▶ **JOB**
From the listing below, copy every line with the word "candlestick".

Entries with figure data:
* * *
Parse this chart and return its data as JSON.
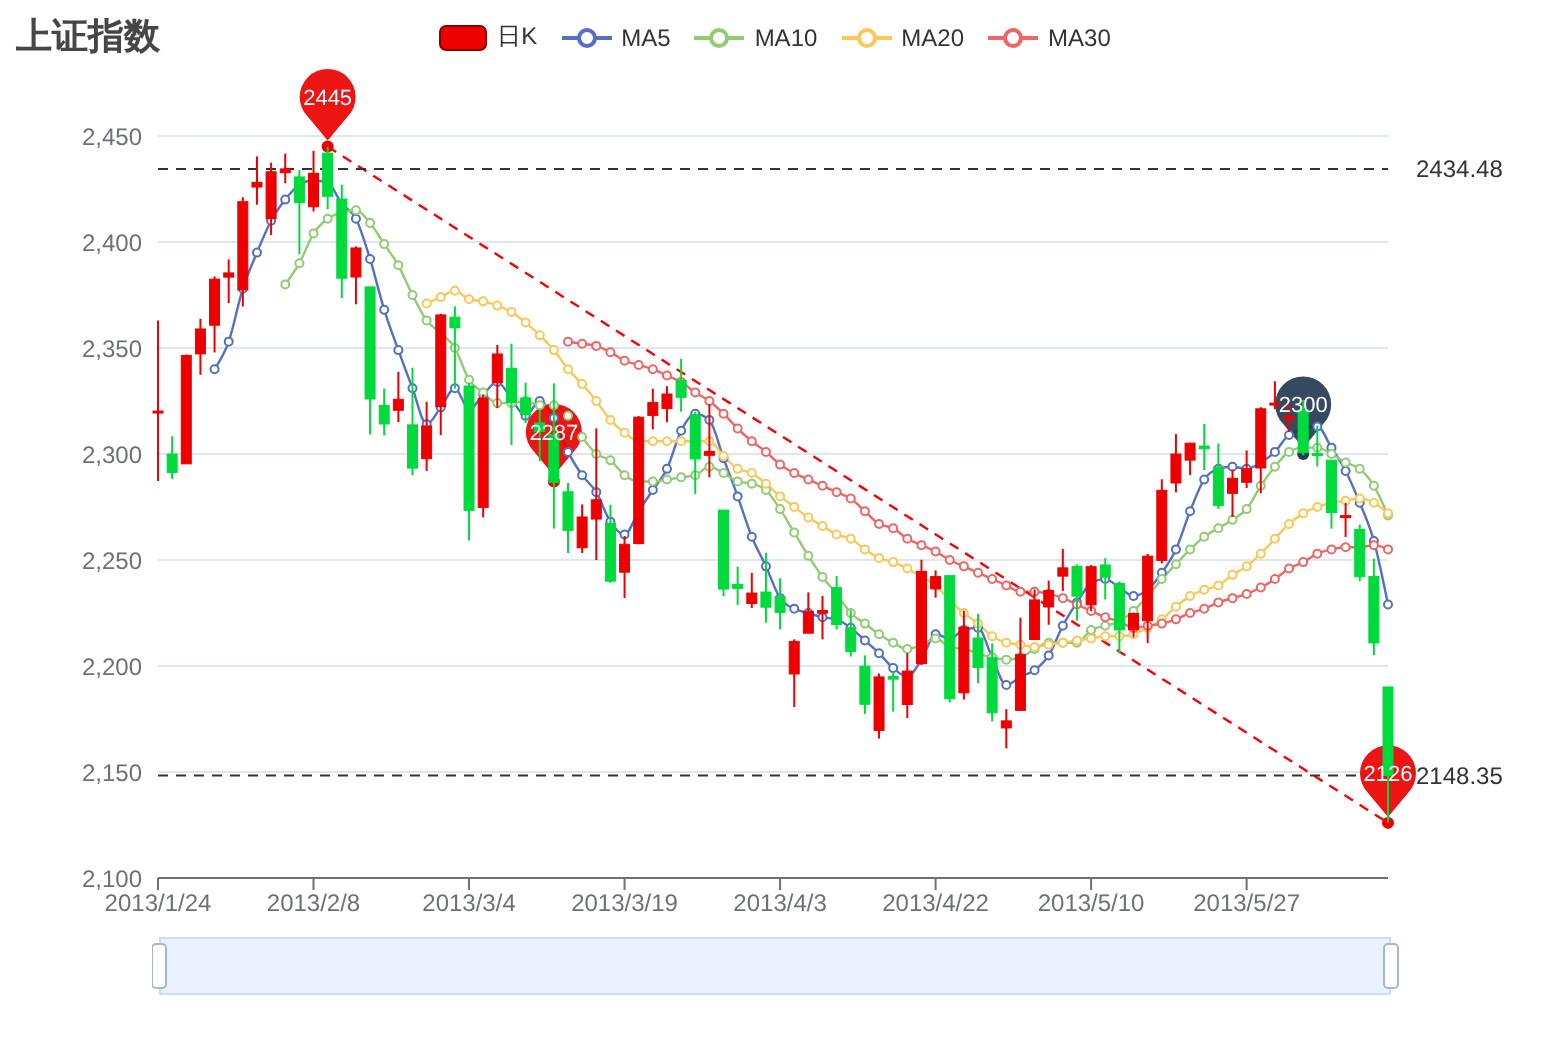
{
  "chart_data": {
    "type": "candlestick",
    "title": "上证指数",
    "categories": [
      "2013/1/24",
      null,
      null,
      null,
      null,
      null,
      null,
      null,
      null,
      null,
      null,
      "2013/2/8",
      null,
      null,
      null,
      null,
      null,
      null,
      null,
      null,
      null,
      null,
      "2013/3/4",
      null,
      null,
      null,
      null,
      null,
      null,
      null,
      null,
      null,
      null,
      "2013/3/19",
      null,
      null,
      null,
      null,
      null,
      null,
      null,
      null,
      null,
      null,
      "2013/4/3",
      null,
      null,
      null,
      null,
      null,
      null,
      null,
      null,
      null,
      null,
      "2013/4/22",
      null,
      null,
      null,
      null,
      null,
      null,
      null,
      null,
      null,
      null,
      "2013/5/10",
      null,
      null,
      null,
      null,
      null,
      null,
      null,
      null,
      null,
      null,
      "2013/5/27",
      null,
      null,
      null,
      null,
      null,
      null,
      null,
      null,
      null,
      null
    ],
    "series": [
      {
        "name": "日K",
        "type": "candlestick",
        "color": "#ec0000",
        "colors": [
          "#ec0000",
          "#00da3c",
          "#ec0000",
          "#ec0000",
          "#ec0000",
          "#ec0000",
          "#ec0000",
          "#ec0000",
          "#ec0000",
          "#ec0000",
          "#00da3c",
          "#ec0000",
          "#00da3c",
          "#00da3c",
          "#ec0000",
          "#00da3c",
          "#00da3c",
          "#ec0000",
          "#00da3c",
          "#ec0000",
          "#ec0000",
          "#00da3c",
          "#00da3c",
          "#ec0000",
          "#ec0000",
          "#00da3c",
          "#00da3c",
          "#00da3c",
          "#00da3c",
          "#00da3c",
          "#ec0000",
          "#ec0000",
          "#00da3c",
          "#ec0000",
          "#ec0000",
          "#ec0000",
          "#ec0000",
          "#00da3c",
          "#00da3c",
          "#ec0000",
          "#00da3c",
          "#00da3c",
          "#ec0000",
          "#00da3c",
          "#00da3c",
          "#ec0000",
          "#ec0000",
          "#ec0000",
          "#00da3c",
          "#00da3c",
          "#00da3c",
          "#ec0000",
          "#00da3c",
          "#ec0000",
          "#ec0000",
          "#ec0000",
          "#00da3c",
          "#ec0000",
          "#00da3c",
          "#00da3c",
          "#ec0000",
          "#ec0000",
          "#ec0000",
          "#ec0000",
          "#ec0000",
          "#00da3c",
          "#ec0000",
          "#00da3c",
          "#00da3c",
          "#ec0000",
          "#ec0000",
          "#ec0000",
          "#ec0000",
          "#ec0000",
          "#00da3c",
          "#00da3c",
          "#ec0000",
          "#ec0000",
          "#ec0000",
          "#ec0000",
          "#ec0000",
          "#00da3c",
          "#00da3c",
          "#00da3c",
          "#ec0000",
          "#00da3c",
          "#00da3c",
          "#00da3c"
        ],
        "ohlc": [
          [
            2320.26,
            2362.94,
            2287.3,
            2320.26
          ],
          [
            2300,
            2308.38,
            2288.26,
            2291.3
          ],
          [
            2295.35,
            2346.92,
            2295.35,
            2346.5
          ],
          [
            2347.22,
            2363.8,
            2337.35,
            2358.98
          ],
          [
            2360.75,
            2383.76,
            2347.89,
            2382.48
          ],
          [
            2383.43,
            2391.82,
            2371.23,
            2385.42
          ],
          [
            2377.41,
            2421.15,
            2369.57,
            2419.02
          ],
          [
            2425.92,
            2440.38,
            2417.58,
            2428.15
          ],
          [
            2411,
            2437.42,
            2403.3,
            2433.13
          ],
          [
            2432.68,
            2441.73,
            2427.7,
            2434.48
          ],
          [
            2430.69,
            2433.89,
            2394.22,
            2418.53
          ],
          [
            2416.62,
            2443.03,
            2414.4,
            2432.4
          ],
          [
            2441.91,
            2444.8,
            2415.43,
            2421.56
          ],
          [
            2420.26,
            2427.07,
            2373.53,
            2382.91
          ],
          [
            2383.49,
            2397.94,
            2370.61,
            2397.18
          ],
          [
            2378.82,
            2378.82,
            2309.17,
            2325.95
          ],
          [
            2322.94,
            2330.88,
            2308.76,
            2314.16
          ],
          [
            2320.62,
            2338.78,
            2315.01,
            2325.82
          ],
          [
            2313.74,
            2340.71,
            2289.89,
            2293.34
          ],
          [
            2297.77,
            2324.63,
            2292.03,
            2313.22
          ],
          [
            2322.32,
            2366.16,
            2308.92,
            2365.59
          ],
          [
            2364.54,
            2369.65,
            2330.86,
            2359.51
          ],
          [
            2332.08,
            2333.54,
            2259.25,
            2273.4
          ],
          [
            2274.81,
            2328.14,
            2270.1,
            2326.31
          ],
          [
            2333.61,
            2351.44,
            2321.6,
            2347.18
          ],
          [
            2340.44,
            2352.02,
            2304.27,
            2324.29
          ],
          [
            2326.42,
            2333.67,
            2314.59,
            2318.61
          ],
          [
            2314.68,
            2320.96,
            2296.58,
            2310.59
          ],
          [
            2309.16,
            2333.29,
            2264.83,
            2286.6
          ],
          [
            2282.17,
            2286.33,
            2253.25,
            2263.97
          ],
          [
            2255.77,
            2276.22,
            2253.31,
            2270.28
          ],
          [
            2269.31,
            2312.08,
            2250,
            2278.4
          ],
          [
            2267.29,
            2276.05,
            2239.21,
            2240.02
          ],
          [
            2244.26,
            2261.31,
            2232.02,
            2257.43
          ],
          [
            2257.74,
            2317.86,
            2257.42,
            2317.37
          ],
          [
            2318.21,
            2330.81,
            2311.6,
            2324.24
          ],
          [
            2321.4,
            2332,
            2314.97,
            2328.28
          ],
          [
            2334.74,
            2344.89,
            2319.91,
            2326.72
          ],
          [
            2318.58,
            2319.99,
            2281.12,
            2297.67
          ],
          [
            2299.38,
            2323.48,
            2289,
            2301.26
          ],
          [
            2273.55,
            2273.55,
            2232.91,
            2236.3
          ],
          [
            2238.49,
            2246.87,
            2228.81,
            2236.62
          ],
          [
            2229.46,
            2243.95,
            2227.31,
            2234.4
          ],
          [
            2234.9,
            2253.42,
            2220.44,
            2227.74
          ],
          [
            2232.69,
            2241.34,
            2217.25,
            2225.29
          ],
          [
            2196.24,
            2212.59,
            2180.67,
            2211.59
          ],
          [
            2215.47,
            2234.73,
            2215.47,
            2225.77
          ],
          [
            2224.93,
            2233.04,
            2212.56,
            2226.13
          ],
          [
            2236.98,
            2242.48,
            2217.26,
            2219.55
          ],
          [
            2218.09,
            2226.26,
            2204.44,
            2206.78
          ],
          [
            2199.91,
            2204.99,
            2177.39,
            2181.94
          ],
          [
            2169.63,
            2196.43,
            2165.78,
            2194.85
          ],
          [
            2195.03,
            2197.51,
            2178.47,
            2193.8
          ],
          [
            2181.82,
            2206.03,
            2175.44,
            2197.6
          ],
          [
            2201.12,
            2250.11,
            2200.58,
            2244.64
          ],
          [
            2236.4,
            2245.12,
            2232.26,
            2242.17
          ],
          [
            2242.62,
            2242.62,
            2182.81,
            2184.54
          ],
          [
            2187.35,
            2226.12,
            2184.11,
            2218.32
          ],
          [
            2213.19,
            2224.63,
            2191.85,
            2199.31
          ],
          [
            2203.89,
            2210.58,
            2173.86,
            2177.91
          ],
          [
            2170.78,
            2179.65,
            2161.14,
            2174.12
          ],
          [
            2179.05,
            2222.81,
            2179.05,
            2205.5
          ],
          [
            2212.5,
            2236.07,
            2212.5,
            2231.17
          ],
          [
            2227.86,
            2240.26,
            2219.44,
            2235.57
          ],
          [
            2242.39,
            2255.21,
            2235.42,
            2246.3
          ],
          [
            2246.96,
            2247.86,
            2221.38,
            2232.97
          ],
          [
            2228.82,
            2247.67,
            2225.81,
            2246.83
          ],
          [
            2247.68,
            2250.85,
            2231.36,
            2241.92
          ],
          [
            2238.9,
            2239.93,
            2205.87,
            2217.01
          ],
          [
            2217.09,
            2225.19,
            2213.58,
            2224.8
          ],
          [
            2221.34,
            2252.87,
            2210.77,
            2251.81
          ],
          [
            2249.81,
            2288.09,
            2248.41,
            2282.87
          ],
          [
            2286.33,
            2309.39,
            2281.9,
            2299.99
          ],
          [
            2297.11,
            2305.3,
            2290.12,
            2305.11
          ],
          [
            2303.75,
            2314.18,
            2292.43,
            2302.4
          ],
          [
            2293.81,
            2304.95,
            2274.1,
            2275.67
          ],
          [
            2281.45,
            2292.59,
            2270.25,
            2288.53
          ],
          [
            2286.66,
            2301.7,
            2283.94,
            2293.08
          ],
          [
            2293.4,
            2322.1,
            2281.47,
            2321.32
          ],
          [
            2323.54,
            2334.33,
            2321.17,
            2324.02
          ],
          [
            2316.25,
            2325.72,
            2310.49,
            2317.75
          ],
          [
            2320.74,
            2325.53,
            2299.37,
            2300.59
          ],
          [
            2300.21,
            2313.43,
            2294.11,
            2299.25
          ],
          [
            2297.1,
            2297.1,
            2264.76,
            2272.42
          ],
          [
            2270.71,
            2276.86,
            2260.87,
            2270.93
          ],
          [
            2264.43,
            2266.69,
            2240.07,
            2242.11
          ],
          [
            2242.26,
            2250.63,
            2205.07,
            2210.9
          ],
          [
            2190.1,
            2190.1,
            2126.22,
            2148.35
          ]
        ]
      },
      {
        "name": "MA5",
        "type": "line",
        "color": "#5470c6",
        "marker": "circle",
        "line_style": "solid",
        "values": [
          null,
          null,
          null,
          null,
          2340,
          2353,
          2378,
          2395,
          2410,
          2420,
          2427,
          2429,
          2428,
          2418,
          2411,
          2392,
          2368,
          2349,
          2331,
          2314,
          2322,
          2331,
          2321,
          2328,
          2334,
          2326,
          2318,
          2325,
          2317,
          2301,
          2290,
          2282,
          2268,
          2262,
          2273,
          2283,
          2293,
          2311,
          2319,
          2316,
          2298,
          2280,
          2261,
          2247,
          2232,
          2227,
          2225,
          2223,
          2222,
          2218,
          2212,
          2206,
          2199,
          2195,
          2203,
          2215,
          2213,
          2217,
          2218,
          2204,
          2191,
          2195,
          2198,
          2205,
          2219,
          2230,
          2239,
          2241,
          2237,
          2233,
          2236,
          2244,
          2255,
          2273,
          2288,
          2293,
          2294,
          2293,
          2296,
          2301,
          2309,
          null,
          2313,
          2303,
          2292,
          2277,
          2259,
          2229
        ]
      },
      {
        "name": "MA10",
        "type": "line",
        "color": "#91cc75",
        "marker": "circle",
        "line_style": "solid",
        "values": [
          null,
          null,
          null,
          null,
          null,
          null,
          null,
          null,
          null,
          2380,
          2390,
          2404,
          2411,
          2414,
          2415,
          2409,
          2399,
          2389,
          2375,
          2363,
          2357,
          2350,
          2335,
          2329,
          2324,
          2324,
          2325,
          2323,
          2323,
          2318,
          2308,
          2300,
          2297,
          2290,
          2287,
          2287,
          2288,
          2289,
          2290,
          2294,
          2291,
          2287,
          2286,
          2283,
          2274,
          2263,
          2252,
          2242,
          2234,
          2225,
          2220,
          2215,
          2211,
          2208,
          2210,
          2213,
          2209,
          2208,
          2206,
          2204,
          2203,
          2204,
          2208,
          2211,
          2211,
          2211,
          2217,
          2219,
          2221,
          2226,
          2233,
          2241,
          2248,
          2255,
          2261,
          2265,
          2269,
          2274,
          2285,
          2294,
          2301,
          2303,
          2303,
          2300,
          2296,
          2293,
          2285,
          2271
        ]
      },
      {
        "name": "MA20",
        "type": "line",
        "color": "#fac858",
        "marker": "circle",
        "line_style": "solid",
        "values": [
          null,
          null,
          null,
          null,
          null,
          null,
          null,
          null,
          null,
          null,
          null,
          null,
          null,
          null,
          null,
          null,
          null,
          null,
          null,
          2371,
          2374,
          2377,
          2373,
          2372,
          2370,
          2367,
          2362,
          2356,
          2349,
          2340,
          2333,
          2325,
          2316,
          2310,
          2306,
          2306,
          2306,
          2306,
          2306,
          2306,
          2299,
          2293,
          2291,
          2286,
          2280,
          2275,
          2270,
          2266,
          2262,
          2260,
          2255,
          2251,
          2249,
          2246,
          2242,
          2238,
          2231,
          2225,
          2220,
          2214,
          2211,
          2210,
          2209,
          2210,
          2211,
          2212,
          2213,
          2214,
          2214,
          2215,
          2218,
          2222,
          2228,
          2233,
          2236,
          2238,
          2243,
          2247,
          2253,
          2260,
          2267,
          2272,
          2275,
          2277,
          2278,
          2279,
          2277,
          2272
        ]
      },
      {
        "name": "MA30",
        "type": "line",
        "color": "#ee6666",
        "marker": "circle",
        "line_style": "solid",
        "values": [
          null,
          null,
          null,
          null,
          null,
          null,
          null,
          null,
          null,
          null,
          null,
          null,
          null,
          null,
          null,
          null,
          null,
          null,
          null,
          null,
          null,
          null,
          null,
          null,
          null,
          null,
          null,
          null,
          null,
          2353,
          2352,
          2351,
          2348,
          2344,
          2342,
          2340,
          2337,
          2334,
          2329,
          2325,
          2319,
          2312,
          2306,
          2301,
          2295,
          2291,
          2288,
          2285,
          2282,
          2279,
          2273,
          2267,
          2265,
          2260,
          2257,
          2254,
          2250,
          2247,
          2244,
          2241,
          2238,
          2235,
          2235,
          2234,
          2232,
          2229,
          2226,
          2223,
          2221,
          2218,
          2219,
          2220,
          2222,
          2225,
          2227,
          2230,
          2232,
          2234,
          2237,
          2241,
          2246,
          2249,
          2253,
          2255,
          2256,
          2256,
          2257,
          2255
        ]
      },
      {
        "type": "line",
        "color": "#ff0000",
        "line_style": "dashed",
        "values": [
          null,
          null,
          null,
          null,
          null,
          null,
          null,
          null,
          null,
          null,
          null,
          null,
          2445,
          null,
          null,
          null,
          null,
          null,
          null,
          null,
          null,
          null,
          null,
          null,
          null,
          null,
          null,
          null,
          null,
          null,
          null,
          null,
          null,
          null,
          null,
          null,
          null,
          null,
          null,
          null,
          null,
          null,
          null,
          null,
          null,
          null,
          null,
          null,
          null,
          null,
          null,
          null,
          null,
          null,
          null,
          null,
          null,
          null,
          null,
          null,
          null,
          null,
          null,
          null,
          null,
          null,
          null,
          null,
          null,
          null,
          null,
          null,
          null,
          null,
          null,
          null,
          null,
          null,
          null,
          null,
          null,
          null,
          null,
          null,
          null,
          null,
          null,
          2126
        ]
      },
      {
        "type": "scatter",
        "values": [
          null,
          null,
          null,
          null,
          null,
          null,
          null,
          null,
          null,
          null,
          null,
          null,
          2445,
          null,
          null,
          null,
          null,
          null,
          null,
          null,
          null,
          null,
          null,
          null,
          null,
          null,
          null,
          null,
          2287,
          null,
          null,
          null,
          null,
          null,
          null,
          null,
          null,
          null,
          null,
          null,
          null,
          null,
          null,
          null,
          null,
          null,
          null,
          null,
          null,
          null,
          null,
          null,
          null,
          null,
          null,
          null,
          null,
          null,
          null,
          null,
          null,
          null,
          null,
          null,
          null,
          null,
          null,
          null,
          null,
          null,
          null,
          null,
          null,
          null,
          null,
          null,
          null,
          null,
          null,
          null,
          null,
          2300,
          null,
          null,
          null,
          null,
          null,
          2126
        ],
        "value_labels": [
          null,
          null,
          null,
          null,
          null,
          null,
          null,
          null,
          null,
          null,
          null,
          null,
          "2445",
          null,
          null,
          null,
          null,
          null,
          null,
          null,
          null,
          null,
          null,
          null,
          null,
          null,
          null,
          null,
          "2287",
          null,
          null,
          null,
          null,
          null,
          null,
          null,
          null,
          null,
          null,
          null,
          null,
          null,
          null,
          null,
          null,
          null,
          null,
          null,
          null,
          null,
          null,
          null,
          null,
          null,
          null,
          null,
          null,
          null,
          null,
          null,
          null,
          null,
          null,
          null,
          null,
          null,
          null,
          null,
          null,
          null,
          null,
          null,
          null,
          null,
          null,
          null,
          null,
          null,
          null,
          null,
          null,
          "2300",
          null,
          null,
          null,
          null,
          null,
          "2126"
        ],
        "colors": [
          null,
          null,
          null,
          null,
          null,
          null,
          null,
          null,
          null,
          null,
          null,
          null,
          "#ec0000",
          null,
          null,
          null,
          null,
          null,
          null,
          null,
          null,
          null,
          null,
          null,
          null,
          null,
          null,
          null,
          "#ec0000",
          null,
          null,
          null,
          null,
          null,
          null,
          null,
          null,
          null,
          null,
          null,
          null,
          null,
          null,
          null,
          null,
          null,
          null,
          null,
          null,
          null,
          null,
          null,
          null,
          null,
          null,
          null,
          null,
          null,
          null,
          null,
          null,
          null,
          null,
          null,
          null,
          null,
          null,
          null,
          null,
          null,
          null,
          null,
          null,
          null,
          null,
          null,
          null,
          null,
          null,
          null,
          null,
          "#253a52",
          null,
          null,
          null,
          null,
          null,
          "#ec0000"
        ]
      }
    ],
    "ylim": [
      2100,
      2450
    ],
    "yticks": [
      {
        "value": 2100,
        "label": "2,100"
      },
      {
        "value": 2150,
        "label": "2,150"
      },
      {
        "value": 2200,
        "label": "2,200"
      },
      {
        "value": 2250,
        "label": "2,250"
      },
      {
        "value": 2300,
        "label": "2,300"
      },
      {
        "value": 2350,
        "label": "2,350"
      },
      {
        "value": 2400,
        "label": "2,400"
      },
      {
        "value": 2450,
        "label": "2,450"
      }
    ],
    "grid": "y",
    "legend": "top",
    "ref_lines": [
      {
        "axis": "y",
        "value": 2434.48,
        "label": "2434.48",
        "color": "#333333",
        "line_style": "dashed"
      },
      {
        "axis": "y",
        "value": 2148.35,
        "label": "2148.35",
        "color": "#333333",
        "line_style": "dashed"
      }
    ]
  }
}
* * *
▶ **ANSWER TO THIS PROBLEM**
    "type": "candlestick",
        "type": "candlestick",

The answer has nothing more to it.